> WHAT YOU WILL DO:
Each record is to be repeated exactly as it stands below.

[Records from a collection of figures]

◇ ◇ ◇

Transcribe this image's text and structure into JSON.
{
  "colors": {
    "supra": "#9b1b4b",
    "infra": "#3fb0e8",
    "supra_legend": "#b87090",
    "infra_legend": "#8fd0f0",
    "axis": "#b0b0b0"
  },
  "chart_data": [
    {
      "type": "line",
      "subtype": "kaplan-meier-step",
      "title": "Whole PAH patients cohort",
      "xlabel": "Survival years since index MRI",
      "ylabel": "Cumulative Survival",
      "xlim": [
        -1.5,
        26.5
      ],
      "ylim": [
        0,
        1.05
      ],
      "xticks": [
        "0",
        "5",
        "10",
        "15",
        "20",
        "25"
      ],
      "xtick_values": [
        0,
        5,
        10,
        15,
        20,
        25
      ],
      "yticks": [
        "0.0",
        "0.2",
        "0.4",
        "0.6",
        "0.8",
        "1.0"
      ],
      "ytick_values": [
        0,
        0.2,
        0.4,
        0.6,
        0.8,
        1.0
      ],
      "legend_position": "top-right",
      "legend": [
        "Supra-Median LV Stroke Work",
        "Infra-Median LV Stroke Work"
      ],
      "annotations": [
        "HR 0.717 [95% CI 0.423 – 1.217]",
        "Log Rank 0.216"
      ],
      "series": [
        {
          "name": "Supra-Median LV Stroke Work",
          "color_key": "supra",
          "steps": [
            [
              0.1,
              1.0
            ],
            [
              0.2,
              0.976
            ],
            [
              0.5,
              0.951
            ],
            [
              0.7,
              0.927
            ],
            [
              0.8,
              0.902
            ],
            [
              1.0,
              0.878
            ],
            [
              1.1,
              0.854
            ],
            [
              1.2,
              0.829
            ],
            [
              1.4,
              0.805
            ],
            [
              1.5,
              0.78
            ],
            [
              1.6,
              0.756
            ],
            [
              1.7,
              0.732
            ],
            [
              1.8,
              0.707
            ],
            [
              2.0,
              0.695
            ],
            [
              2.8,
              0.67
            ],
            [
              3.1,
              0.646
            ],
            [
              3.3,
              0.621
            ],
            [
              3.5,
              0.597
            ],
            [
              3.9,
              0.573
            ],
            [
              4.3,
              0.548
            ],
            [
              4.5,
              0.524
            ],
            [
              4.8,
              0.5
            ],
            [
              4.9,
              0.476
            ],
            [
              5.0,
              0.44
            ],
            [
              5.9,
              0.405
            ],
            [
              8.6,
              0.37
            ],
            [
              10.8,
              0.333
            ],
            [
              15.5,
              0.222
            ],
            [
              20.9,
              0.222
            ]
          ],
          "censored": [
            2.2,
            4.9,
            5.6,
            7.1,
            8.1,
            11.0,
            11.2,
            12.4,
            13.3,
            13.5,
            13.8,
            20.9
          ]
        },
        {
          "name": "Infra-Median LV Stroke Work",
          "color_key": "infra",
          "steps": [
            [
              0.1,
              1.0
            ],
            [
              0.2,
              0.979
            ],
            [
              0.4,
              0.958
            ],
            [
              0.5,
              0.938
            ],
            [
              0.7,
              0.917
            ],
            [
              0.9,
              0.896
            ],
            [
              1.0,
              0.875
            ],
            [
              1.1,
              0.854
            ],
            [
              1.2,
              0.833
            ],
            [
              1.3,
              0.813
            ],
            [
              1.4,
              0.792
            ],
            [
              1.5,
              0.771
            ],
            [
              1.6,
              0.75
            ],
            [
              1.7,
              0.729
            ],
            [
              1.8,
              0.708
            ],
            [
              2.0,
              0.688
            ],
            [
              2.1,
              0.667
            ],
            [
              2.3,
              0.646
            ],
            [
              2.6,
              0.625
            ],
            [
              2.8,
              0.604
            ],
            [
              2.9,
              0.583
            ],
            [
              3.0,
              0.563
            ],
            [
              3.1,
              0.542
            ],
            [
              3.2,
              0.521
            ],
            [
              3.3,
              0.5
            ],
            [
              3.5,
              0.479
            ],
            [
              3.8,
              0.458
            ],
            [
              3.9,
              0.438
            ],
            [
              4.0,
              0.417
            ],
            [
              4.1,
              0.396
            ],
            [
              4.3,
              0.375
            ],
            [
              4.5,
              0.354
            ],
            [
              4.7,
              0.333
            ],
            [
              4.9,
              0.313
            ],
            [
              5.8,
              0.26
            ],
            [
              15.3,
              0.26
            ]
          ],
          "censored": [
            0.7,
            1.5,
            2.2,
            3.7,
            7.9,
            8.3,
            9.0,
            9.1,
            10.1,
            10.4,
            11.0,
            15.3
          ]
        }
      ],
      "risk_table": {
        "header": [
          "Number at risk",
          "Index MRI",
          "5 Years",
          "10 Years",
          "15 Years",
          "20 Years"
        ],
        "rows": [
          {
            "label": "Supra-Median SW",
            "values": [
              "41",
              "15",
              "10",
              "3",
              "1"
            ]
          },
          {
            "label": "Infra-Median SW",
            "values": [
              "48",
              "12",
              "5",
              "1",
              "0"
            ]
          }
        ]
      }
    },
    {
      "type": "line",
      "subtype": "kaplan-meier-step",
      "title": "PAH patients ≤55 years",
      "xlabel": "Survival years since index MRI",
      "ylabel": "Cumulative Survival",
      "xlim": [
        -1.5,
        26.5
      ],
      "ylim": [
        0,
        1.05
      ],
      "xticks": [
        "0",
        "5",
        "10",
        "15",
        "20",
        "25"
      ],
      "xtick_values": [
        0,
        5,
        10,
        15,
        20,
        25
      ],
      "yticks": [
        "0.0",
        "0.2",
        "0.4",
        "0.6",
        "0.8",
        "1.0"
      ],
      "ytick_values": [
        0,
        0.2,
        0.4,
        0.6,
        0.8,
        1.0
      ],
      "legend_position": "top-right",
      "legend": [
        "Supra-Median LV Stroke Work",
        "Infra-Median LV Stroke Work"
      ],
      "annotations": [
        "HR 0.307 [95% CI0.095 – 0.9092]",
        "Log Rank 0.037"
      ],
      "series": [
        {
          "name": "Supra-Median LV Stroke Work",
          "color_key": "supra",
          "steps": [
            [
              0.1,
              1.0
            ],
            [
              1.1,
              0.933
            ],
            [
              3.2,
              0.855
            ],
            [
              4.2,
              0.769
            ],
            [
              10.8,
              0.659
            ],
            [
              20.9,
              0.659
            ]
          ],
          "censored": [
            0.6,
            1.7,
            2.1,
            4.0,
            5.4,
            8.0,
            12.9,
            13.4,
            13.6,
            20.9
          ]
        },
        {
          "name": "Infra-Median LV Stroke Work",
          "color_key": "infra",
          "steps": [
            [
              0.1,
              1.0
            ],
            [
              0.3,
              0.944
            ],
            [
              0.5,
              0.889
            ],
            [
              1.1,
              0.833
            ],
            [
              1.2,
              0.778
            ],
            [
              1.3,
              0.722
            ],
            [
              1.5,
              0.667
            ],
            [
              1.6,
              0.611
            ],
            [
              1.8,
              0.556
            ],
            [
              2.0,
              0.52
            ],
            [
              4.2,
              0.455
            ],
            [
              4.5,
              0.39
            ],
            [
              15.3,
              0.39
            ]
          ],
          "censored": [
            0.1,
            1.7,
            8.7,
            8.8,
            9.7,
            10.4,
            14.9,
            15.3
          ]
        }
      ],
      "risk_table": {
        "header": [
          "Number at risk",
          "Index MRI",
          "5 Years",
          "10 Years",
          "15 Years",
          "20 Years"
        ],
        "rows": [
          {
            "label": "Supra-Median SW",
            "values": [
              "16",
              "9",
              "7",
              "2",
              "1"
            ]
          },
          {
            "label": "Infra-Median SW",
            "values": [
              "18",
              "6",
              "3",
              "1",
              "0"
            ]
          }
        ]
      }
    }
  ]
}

◇ ◇ ◇

> WRITTEN RESPONSE:
Transcribe this image's text and structure into JSON.
{
  "colors": {
    "supra": "#9b1b4b",
    "infra": "#3fb0e8",
    "supra_legend": "#b87090",
    "infra_legend": "#8fd0f0",
    "axis": "#b0b0b0"
  },
  "chart_data": [
    {
      "type": "line",
      "subtype": "kaplan-meier-step",
      "title": "Whole PAH patients cohort",
      "xlabel": "Survival years since index MRI",
      "ylabel": "Cumulative Survival",
      "xlim": [
        -1.5,
        26.5
      ],
      "ylim": [
        0,
        1.05
      ],
      "xticks": [
        "0",
        "5",
        "10",
        "15",
        "20",
        "25"
      ],
      "xtick_values": [
        0,
        5,
        10,
        15,
        20,
        25
      ],
      "yticks": [
        "0.0",
        "0.2",
        "0.4",
        "0.6",
        "0.8",
        "1.0"
      ],
      "ytick_values": [
        0,
        0.2,
        0.4,
        0.6,
        0.8,
        1.0
      ],
      "legend_position": "top-right",
      "legend": [
        "Supra-Median LV Stroke Work",
        "Infra-Median LV Stroke Work"
      ],
      "annotations": [
        "HR 0.717 [95% CI 0.423 – 1.217]",
        "Log Rank 0.216"
      ],
      "series": [
        {
          "name": "Supra-Median LV Stroke Work",
          "color_key": "supra",
          "steps": [
            [
              0.1,
              1.0
            ],
            [
              0.2,
              0.976
            ],
            [
              0.5,
              0.951
            ],
            [
              0.7,
              0.927
            ],
            [
              0.8,
              0.902
            ],
            [
              1.0,
              0.878
            ],
            [
              1.1,
              0.854
            ],
            [
              1.2,
              0.829
            ],
            [
              1.4,
              0.805
            ],
            [
              1.5,
              0.78
            ],
            [
              1.6,
              0.756
            ],
            [
              1.7,
              0.732
            ],
            [
              1.8,
              0.707
            ],
            [
              2.0,
              0.695
            ],
            [
              2.8,
              0.67
            ],
            [
              3.1,
              0.646
            ],
            [
              3.3,
              0.621
            ],
            [
              3.5,
              0.597
            ],
            [
              3.9,
              0.573
            ],
            [
              4.3,
              0.548
            ],
            [
              4.5,
              0.524
            ],
            [
              4.8,
              0.5
            ],
            [
              4.9,
              0.476
            ],
            [
              5.0,
              0.44
            ],
            [
              5.9,
              0.405
            ],
            [
              8.6,
              0.37
            ],
            [
              10.8,
              0.333
            ],
            [
              15.5,
              0.222
            ],
            [
              20.9,
              0.222
            ]
          ],
          "censored": [
            2.2,
            4.9,
            5.6,
            7.1,
            8.1,
            11.0,
            11.2,
            12.4,
            13.3,
            13.5,
            13.8,
            20.9
          ]
        },
        {
          "name": "Infra-Median LV Stroke Work",
          "color_key": "infra",
          "steps": [
            [
              0.1,
              1.0
            ],
            [
              0.2,
              0.979
            ],
            [
              0.4,
              0.958
            ],
            [
              0.5,
              0.938
            ],
            [
              0.7,
              0.917
            ],
            [
              0.9,
              0.896
            ],
            [
              1.0,
              0.875
            ],
            [
              1.1,
              0.854
            ],
            [
              1.2,
              0.833
            ],
            [
              1.3,
              0.813
            ],
            [
              1.4,
              0.792
            ],
            [
              1.5,
              0.771
            ],
            [
              1.6,
              0.75
            ],
            [
              1.7,
              0.729
            ],
            [
              1.8,
              0.708
            ],
            [
              2.0,
              0.688
            ],
            [
              2.1,
              0.667
            ],
            [
              2.3,
              0.646
            ],
            [
              2.6,
              0.625
            ],
            [
              2.8,
              0.604
            ],
            [
              2.9,
              0.583
            ],
            [
              3.0,
              0.563
            ],
            [
              3.1,
              0.542
            ],
            [
              3.2,
              0.521
            ],
            [
              3.3,
              0.5
            ],
            [
              3.5,
              0.479
            ],
            [
              3.8,
              0.458
            ],
            [
              3.9,
              0.438
            ],
            [
              4.0,
              0.417
            ],
            [
              4.1,
              0.396
            ],
            [
              4.3,
              0.375
            ],
            [
              4.5,
              0.354
            ],
            [
              4.7,
              0.333
            ],
            [
              4.9,
              0.313
            ],
            [
              5.8,
              0.26
            ],
            [
              15.3,
              0.26
            ]
          ],
          "censored": [
            0.7,
            1.5,
            2.2,
            3.7,
            7.9,
            8.3,
            9.0,
            9.1,
            10.1,
            10.4,
            11.0,
            15.3
          ]
        }
      ],
      "risk_table": {
        "header": [
          "Number at risk",
          "Index MRI",
          "5 Years",
          "10 Years",
          "15 Years",
          "20 Years"
        ],
        "rows": [
          {
            "label": "Supra-Median SW",
            "values": [
              "41",
              "15",
              "10",
              "3",
              "1"
            ]
          },
          {
            "label": "Infra-Median SW",
            "values": [
              "48",
              "12",
              "5",
              "1",
              "0"
            ]
          }
        ]
      }
    },
    {
      "type": "line",
      "subtype": "kaplan-meier-step",
      "title": "PAH patients ≤55 years",
      "xlabel": "Survival years since index MRI",
      "ylabel": "Cumulative Survival",
      "xlim": [
        -1.5,
        26.5
      ],
      "ylim": [
        0,
        1.05
      ],
      "xticks": [
        "0",
        "5",
        "10",
        "15",
        "20",
        "25"
      ],
      "xtick_values": [
        0,
        5,
        10,
        15,
        20,
        25
      ],
      "yticks": [
        "0.0",
        "0.2",
        "0.4",
        "0.6",
        "0.8",
        "1.0"
      ],
      "ytick_values": [
        0,
        0.2,
        0.4,
        0.6,
        0.8,
        1.0
      ],
      "legend_position": "top-right",
      "legend": [
        "Supra-Median LV Stroke Work",
        "Infra-Median LV Stroke Work"
      ],
      "annotations": [
        "HR 0.307 [95% CI0.095 – 0.9092]",
        "Log Rank 0.037"
      ],
      "series": [
        {
          "name": "Supra-Median LV Stroke Work",
          "color_key": "supra",
          "steps": [
            [
              0.1,
              1.0
            ],
            [
              1.1,
              0.933
            ],
            [
              3.2,
              0.855
            ],
            [
              4.2,
              0.769
            ],
            [
              10.8,
              0.659
            ],
            [
              20.9,
              0.659
            ]
          ],
          "censored": [
            0.6,
            1.7,
            2.1,
            4.0,
            5.4,
            8.0,
            12.9,
            13.4,
            13.6,
            20.9
          ]
        },
        {
          "name": "Infra-Median LV Stroke Work",
          "color_key": "infra",
          "steps": [
            [
              0.1,
              1.0
            ],
            [
              0.3,
              0.944
            ],
            [
              0.5,
              0.889
            ],
            [
              1.1,
              0.833
            ],
            [
              1.2,
              0.778
            ],
            [
              1.3,
              0.722
            ],
            [
              1.5,
              0.667
            ],
            [
              1.6,
              0.611
            ],
            [
              1.8,
              0.556
            ],
            [
              2.0,
              0.52
            ],
            [
              4.2,
              0.455
            ],
            [
              4.5,
              0.39
            ],
            [
              15.3,
              0.39
            ]
          ],
          "censored": [
            0.1,
            1.7,
            8.7,
            8.8,
            9.7,
            10.4,
            14.9,
            15.3
          ]
        }
      ],
      "risk_table": {
        "header": [
          "Number at risk",
          "Index MRI",
          "5 Years",
          "10 Years",
          "15 Years",
          "20 Years"
        ],
        "rows": [
          {
            "label": "Supra-Median SW",
            "values": [
              "16",
              "9",
              "7",
              "2",
              "1"
            ]
          },
          {
            "label": "Infra-Median SW",
            "values": [
              "18",
              "6",
              "3",
              "1",
              "0"
            ]
          }
        ]
      }
    }
  ]
}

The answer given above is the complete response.